[Start of Exercise input]

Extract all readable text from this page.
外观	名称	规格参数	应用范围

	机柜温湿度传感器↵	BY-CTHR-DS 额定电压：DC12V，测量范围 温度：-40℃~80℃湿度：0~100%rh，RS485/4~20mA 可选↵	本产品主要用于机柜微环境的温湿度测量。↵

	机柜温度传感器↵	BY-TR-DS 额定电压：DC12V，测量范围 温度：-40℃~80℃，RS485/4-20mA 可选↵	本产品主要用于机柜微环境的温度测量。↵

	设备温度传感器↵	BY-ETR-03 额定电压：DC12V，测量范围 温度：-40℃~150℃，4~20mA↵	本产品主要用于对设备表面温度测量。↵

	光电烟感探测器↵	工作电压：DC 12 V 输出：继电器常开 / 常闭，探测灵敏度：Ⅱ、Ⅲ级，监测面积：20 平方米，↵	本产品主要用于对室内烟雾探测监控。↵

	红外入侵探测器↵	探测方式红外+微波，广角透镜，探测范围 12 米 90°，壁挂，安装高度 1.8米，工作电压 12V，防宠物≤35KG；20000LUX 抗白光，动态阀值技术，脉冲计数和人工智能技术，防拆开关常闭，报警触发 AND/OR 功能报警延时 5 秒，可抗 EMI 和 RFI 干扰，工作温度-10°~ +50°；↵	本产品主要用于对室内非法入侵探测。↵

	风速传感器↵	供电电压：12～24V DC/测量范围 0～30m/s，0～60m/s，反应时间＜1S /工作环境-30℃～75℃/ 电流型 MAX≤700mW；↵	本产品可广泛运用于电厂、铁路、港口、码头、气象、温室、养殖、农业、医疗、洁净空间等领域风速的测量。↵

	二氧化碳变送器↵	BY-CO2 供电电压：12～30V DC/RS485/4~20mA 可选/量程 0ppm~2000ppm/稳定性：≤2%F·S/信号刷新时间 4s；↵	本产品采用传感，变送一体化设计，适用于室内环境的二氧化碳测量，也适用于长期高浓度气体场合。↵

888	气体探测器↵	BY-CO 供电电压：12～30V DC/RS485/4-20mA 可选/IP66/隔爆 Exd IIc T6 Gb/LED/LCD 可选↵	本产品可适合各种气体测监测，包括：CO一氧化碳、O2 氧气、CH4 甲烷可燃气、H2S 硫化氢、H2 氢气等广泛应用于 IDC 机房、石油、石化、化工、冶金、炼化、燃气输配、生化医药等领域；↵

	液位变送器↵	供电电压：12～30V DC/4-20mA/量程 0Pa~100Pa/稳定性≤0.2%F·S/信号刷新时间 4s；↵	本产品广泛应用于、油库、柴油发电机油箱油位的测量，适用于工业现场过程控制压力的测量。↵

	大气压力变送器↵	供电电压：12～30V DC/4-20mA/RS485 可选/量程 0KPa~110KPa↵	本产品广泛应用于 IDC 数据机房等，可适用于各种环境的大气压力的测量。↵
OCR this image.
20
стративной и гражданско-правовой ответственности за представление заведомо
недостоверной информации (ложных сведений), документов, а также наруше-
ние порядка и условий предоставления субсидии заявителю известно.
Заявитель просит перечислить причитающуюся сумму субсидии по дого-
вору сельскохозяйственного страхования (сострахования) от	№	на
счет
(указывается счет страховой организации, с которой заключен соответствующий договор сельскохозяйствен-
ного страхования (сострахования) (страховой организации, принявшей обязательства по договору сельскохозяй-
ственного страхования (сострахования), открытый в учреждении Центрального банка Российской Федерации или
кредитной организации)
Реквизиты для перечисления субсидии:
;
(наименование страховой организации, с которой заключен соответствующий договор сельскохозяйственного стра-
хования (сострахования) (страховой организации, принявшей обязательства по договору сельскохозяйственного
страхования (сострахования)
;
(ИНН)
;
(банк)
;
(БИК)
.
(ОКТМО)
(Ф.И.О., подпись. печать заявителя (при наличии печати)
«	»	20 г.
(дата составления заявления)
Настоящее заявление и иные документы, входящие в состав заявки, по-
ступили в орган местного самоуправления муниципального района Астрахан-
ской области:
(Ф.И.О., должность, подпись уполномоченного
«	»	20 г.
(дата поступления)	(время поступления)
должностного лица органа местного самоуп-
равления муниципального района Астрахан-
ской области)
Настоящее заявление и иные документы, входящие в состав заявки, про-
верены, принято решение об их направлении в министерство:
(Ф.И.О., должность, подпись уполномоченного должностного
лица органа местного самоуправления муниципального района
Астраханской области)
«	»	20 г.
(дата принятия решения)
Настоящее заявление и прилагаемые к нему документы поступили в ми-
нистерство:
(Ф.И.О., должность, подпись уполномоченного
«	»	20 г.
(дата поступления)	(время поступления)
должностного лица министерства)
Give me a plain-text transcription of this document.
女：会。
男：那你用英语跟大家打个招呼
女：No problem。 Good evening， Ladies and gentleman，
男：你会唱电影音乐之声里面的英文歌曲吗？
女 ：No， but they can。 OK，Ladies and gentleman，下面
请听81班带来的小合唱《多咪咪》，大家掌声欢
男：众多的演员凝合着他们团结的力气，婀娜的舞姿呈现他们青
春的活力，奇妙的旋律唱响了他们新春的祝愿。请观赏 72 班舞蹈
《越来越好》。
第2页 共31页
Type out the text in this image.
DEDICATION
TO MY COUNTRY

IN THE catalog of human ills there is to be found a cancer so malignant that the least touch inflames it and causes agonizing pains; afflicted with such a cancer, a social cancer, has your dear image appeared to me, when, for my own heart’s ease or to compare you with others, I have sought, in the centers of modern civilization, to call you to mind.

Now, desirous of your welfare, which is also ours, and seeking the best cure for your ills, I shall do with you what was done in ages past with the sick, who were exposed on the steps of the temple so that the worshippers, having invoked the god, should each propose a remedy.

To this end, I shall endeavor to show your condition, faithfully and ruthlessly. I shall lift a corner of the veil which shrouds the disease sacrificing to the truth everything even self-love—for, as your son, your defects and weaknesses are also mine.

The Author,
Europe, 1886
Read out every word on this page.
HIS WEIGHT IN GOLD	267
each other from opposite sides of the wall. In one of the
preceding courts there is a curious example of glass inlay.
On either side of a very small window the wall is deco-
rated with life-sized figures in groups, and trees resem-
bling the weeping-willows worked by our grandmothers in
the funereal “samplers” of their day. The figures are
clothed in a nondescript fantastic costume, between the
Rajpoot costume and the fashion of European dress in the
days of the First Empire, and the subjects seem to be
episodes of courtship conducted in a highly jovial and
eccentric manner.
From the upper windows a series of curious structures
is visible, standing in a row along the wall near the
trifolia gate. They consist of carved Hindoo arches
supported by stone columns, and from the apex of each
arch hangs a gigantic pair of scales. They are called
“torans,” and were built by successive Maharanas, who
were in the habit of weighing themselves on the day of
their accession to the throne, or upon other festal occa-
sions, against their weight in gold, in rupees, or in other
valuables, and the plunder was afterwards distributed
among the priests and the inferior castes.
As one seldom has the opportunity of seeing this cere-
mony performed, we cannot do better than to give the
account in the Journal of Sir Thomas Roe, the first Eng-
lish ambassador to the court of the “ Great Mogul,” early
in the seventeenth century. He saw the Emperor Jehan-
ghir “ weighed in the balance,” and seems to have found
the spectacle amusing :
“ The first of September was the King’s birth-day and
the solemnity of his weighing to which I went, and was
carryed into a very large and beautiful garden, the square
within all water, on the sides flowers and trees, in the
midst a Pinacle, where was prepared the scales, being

[End of Exercise input]

Quote all of the entries verbatim.

Response to the exercise:
Extract all readable text from this page.
外观	名称	规格参数	应用范围

	机柜温湿度传感器↵	BY-CTHR-DS 额定电压：DC12V，测量范围 温度：-40℃~80℃湿度：0~100%rh，RS485/4~20mA 可选↵	本产品主要用于机柜微环境的温湿度测量。↵

	机柜温度传感器↵	BY-TR-DS 额定电压：DC12V，测量范围 温度：-40℃~80℃，RS485/4-20mA 可选↵	本产品主要用于机柜微环境的温度测量。↵

	设备温度传感器↵	BY-ETR-03 额定电压：DC12V，测量范围 温度：-40℃~150℃，4~20mA↵	本产品主要用于对设备表面温度测量。↵

	光电烟感探测器↵	工作电压：DC 12 V 输出：继电器常开 / 常闭，探测灵敏度：Ⅱ、Ⅲ级，监测面积：20 平方米，↵	本产品主要用于对室内烟雾探测监控。↵

	红外入侵探测器↵	探测方式红外+微波，广角透镜，探测范围 12 米 90°，壁挂，安装高度 1.8米，工作电压 12V，防宠物≤35KG；20000LUX 抗白光，动态阀值技术，脉冲计数和人工智能技术，防拆开关常闭，报警触发 AND/OR 功能报警延时 5 秒，可抗 EMI 和 RFI 干扰，工作温度-10°~ +50°；↵	本产品主要用于对室内非法入侵探测。↵

	风速传感器↵	供电电压：12～24V DC/测量范围 0～30m/s，0～60m/s，反应时间＜1S /工作环境-30℃～75℃/ 电流型 MAX≤700mW；↵	本产品可广泛运用于电厂、铁路、港口、码头、气象、温室、养殖、农业、医疗、洁净空间等领域风速的测量。↵

	二氧化碳变送器↵	BY-CO2 供电电压：12～30V DC/RS485/4~20mA 可选/量程 0ppm~2000ppm/稳定性：≤2%F·S/信号刷新时间 4s；↵	本产品采用传感，变送一体化设计，适用于室内环境的二氧化碳测量，也适用于长期高浓度气体场合。↵

888	气体探测器↵	BY-CO 供电电压：12～30V DC/RS485/4-20mA 可选/IP66/隔爆 Exd IIc T6 Gb/LED/LCD 可选↵	本产品可适合各种气体测监测，包括：CO一氧化碳、O2 氧气、CH4 甲烷可燃气、H2S 硫化氢、H2 氢气等广泛应用于 IDC 机房、石油、石化、化工、冶金、炼化、燃气输配、生化医药等领域；↵

	液位变送器↵	供电电压：12～30V DC/4-20mA/量程 0Pa~100Pa/稳定性≤0.2%F·S/信号刷新时间 4s；↵	本产品广泛应用于、油库、柴油发电机油箱油位的测量，适用于工业现场过程控制压力的测量。↵

	大气压力变送器↵	供电电压：12～30V DC/4-20mA/RS485 可选/量程 0KPa~110KPa↵	本产品广泛应用于 IDC 数据机房等，可适用于各种环境的大气压力的测量。↵
OCR this image.
20
стративной и гражданско-правовой ответственности за представление заведомо
недостоверной информации (ложных сведений), документов, а также наруше-
ние порядка и условий предоставления субсидии заявителю известно.
Заявитель просит перечислить причитающуюся сумму субсидии по дого-
вору сельскохозяйственного страхования (сострахования) от	№	на
счет
(указывается счет страховой организации, с которой заключен соответствующий договор сельскохозяйствен-
ного страхования (сострахования) (страховой организации, принявшей обязательства по договору сельскохозяй-
ственного страхования (сострахования), открытый в учреждении Центрального банка Российской Федерации или
кредитной организации)
Реквизиты для перечисления субсидии:
;
(наименование страховой организации, с которой заключен соответствующий договор сельскохозяйственного стра-
хования (сострахования) (страховой организации, принявшей обязательства по договору сельскохозяйственного
страхования (сострахования)
;
(ИНН)
;
(банк)
;
(БИК)
.
(ОКТМО)
(Ф.И.О., подпись. печать заявителя (при наличии печати)
«	»	20 г.
(дата составления заявления)
Настоящее заявление и иные документы, входящие в состав заявки, по-
ступили в орган местного самоуправления муниципального района Астрахан-
ской области:
(Ф.И.О., должность, подпись уполномоченного
«	»	20 г.
(дата поступления)	(время поступления)
должностного лица органа местного самоуп-
равления муниципального района Астрахан-
ской области)
Настоящее заявление и иные документы, входящие в состав заявки, про-
верены, принято решение об их направлении в министерство:
(Ф.И.О., должность, подпись уполномоченного должностного
лица органа местного самоуправления муниципального района
Астраханской области)
«	»	20 г.
(дата принятия решения)
Настоящее заявление и прилагаемые к нему документы поступили в ми-
нистерство:
(Ф.И.О., должность, подпись уполномоченного
«	»	20 г.
(дата поступления)	(время поступления)
должностного лица министерства)
Give me a plain-text transcription of this document.
女：会。
男：那你用英语跟大家打个招呼
女：No problem。 Good evening， Ladies and gentleman，
男：你会唱电影音乐之声里面的英文歌曲吗？
女 ：No， but they can。 OK，Ladies and gentleman，下面
请听81班带来的小合唱《多咪咪》，大家掌声欢
男：众多的演员凝合着他们团结的力气，婀娜的舞姿呈现他们青
春的活力，奇妙的旋律唱响了他们新春的祝愿。请观赏 72 班舞蹈
《越来越好》。
第2页 共31页
Type out the text in this image.
DEDICATION
TO MY COUNTRY

IN THE catalog of human ills there is to be found a cancer so malignant that the least touch inflames it and causes agonizing pains; afflicted with such a cancer, a social cancer, has your dear image appeared to me, when, for my own heart’s ease or to compare you with others, I have sought, in the centers of modern civilization, to call you to mind.

Now, desirous of your welfare, which is also ours, and seeking the best cure for your ills, I shall do with you what was done in ages past with the sick, who were exposed on the steps of the temple so that the worshippers, having invoked the god, should each propose a remedy.

To this end, I shall endeavor to show your condition, faithfully and ruthlessly. I shall lift a corner of the veil which shrouds the disease sacrificing to the truth everything even self-love—for, as your son, your defects and weaknesses are also mine.

The Author,
Europe, 1886
Read out every word on this page.
HIS WEIGHT IN GOLD	267
each other from opposite sides of the wall. In one of the
preceding courts there is a curious example of glass inlay.
On either side of a very small window the wall is deco-
rated with life-sized figures in groups, and trees resem-
bling the weeping-willows worked by our grandmothers in
the funereal “samplers” of their day. The figures are
clothed in a nondescript fantastic costume, between the
Rajpoot costume and the fashion of European dress in the
days of the First Empire, and the subjects seem to be
episodes of courtship conducted in a highly jovial and
eccentric manner.
From the upper windows a series of curious structures
is visible, standing in a row along the wall near the
trifolia gate. They consist of carved Hindoo arches
supported by stone columns, and from the apex of each
arch hangs a gigantic pair of scales. They are called
“torans,” and were built by successive Maharanas, who
were in the habit of weighing themselves on the day of
their accession to the throne, or upon other festal occa-
sions, against their weight in gold, in rupees, or in other
valuables, and the plunder was afterwards distributed
among the priests and the inferior castes.
As one seldom has the opportunity of seeing this cere-
mony performed, we cannot do better than to give the
account in the Journal of Sir Thomas Roe, the first Eng-
lish ambassador to the court of the “ Great Mogul,” early
in the seventeenth century. He saw the Emperor Jehan-
ghir “ weighed in the balance,” and seems to have found
the spectacle amusing :
“ The first of September was the King’s birth-day and
the solemnity of his weighing to which I went, and was
carryed into a very large and beautiful garden, the square
within all water, on the sides flowers and trees, in the
midst a Pinacle, where was prepared the scales, being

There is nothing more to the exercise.